Stored items
------------------------
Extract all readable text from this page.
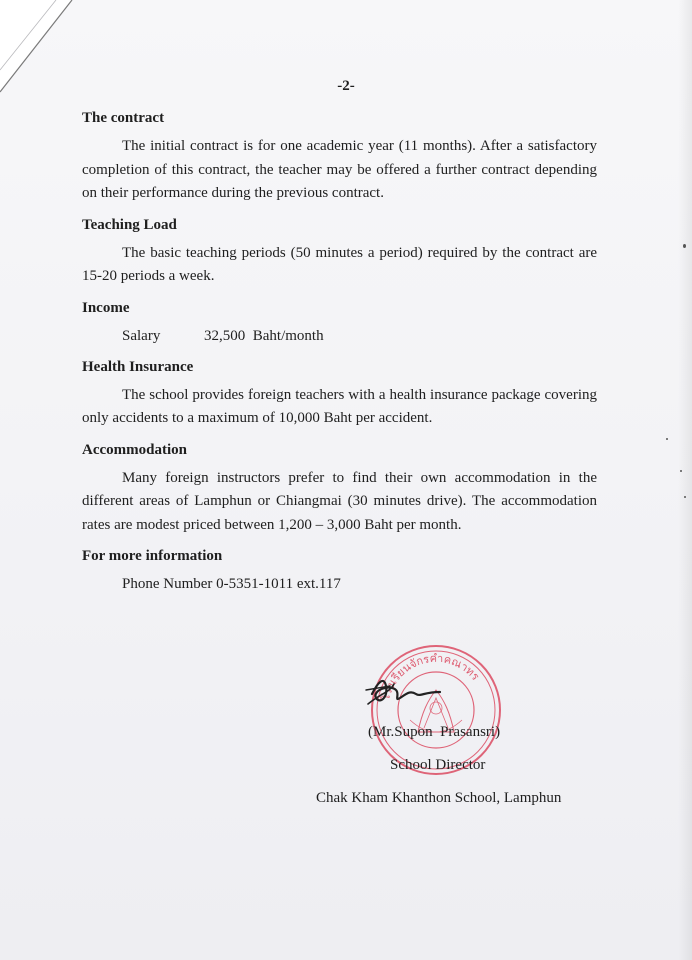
-2-
The contract

The initial contract is for one academic year (11 months). After a satisfactory completion of this contract, the teacher may be offered a further contract depending on their performance during the previous contract.

Teaching Load

The basic teaching periods (50 minutes a period) required by the contract are 15-20 periods a week.

Income
Salary	32,500  Baht/month
Health Insurance

The school provides foreign teachers with a health insurance package covering only accidents to a maximum of 10,000 Baht per accident.

Accommodation

Many foreign instructors prefer to find their own accommodation in the different areas of Lamphun or Chiangmai (30 minutes drive). The accommodation rates are modest priced between 1,200 – 3,000 Baht per month.

For more information
Phone Number 0-5351-1011 ext.117
โรงเรียนจักรคำคณาทร
(Mr.Supon  Prasansri)
School Director
Chak Kham Khanthon School, Lamphun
------------------------
▶ [Given instruction]: Repeat the data exactly in full, omitting its pictures.

▶ [Exercise result]:
Extract all readable text from this page.
-2-
The contract

The initial contract is for one academic year (11 months). After a satisfactory completion of this contract, the teacher may be offered a further contract depending on their performance during the previous contract.

Teaching Load

The basic teaching periods (50 minutes a period) required by the contract are 15-20 periods a week.

Income
Salary	32,500  Baht/month
Health Insurance

The school provides foreign teachers with a health insurance package covering only accidents to a maximum of 10,000 Baht per accident.

Accommodation

Many foreign instructors prefer to find their own accommodation in the different areas of Lamphun or Chiangmai (30 minutes drive). The accommodation rates are modest priced between 1,200 – 3,000 Baht per month.

For more information
Phone Number 0-5351-1011 ext.117
โรงเรียนจักรคำคณาทร
(Mr.Supon  Prasansri)
School Director
Chak Kham Khanthon School, Lamphun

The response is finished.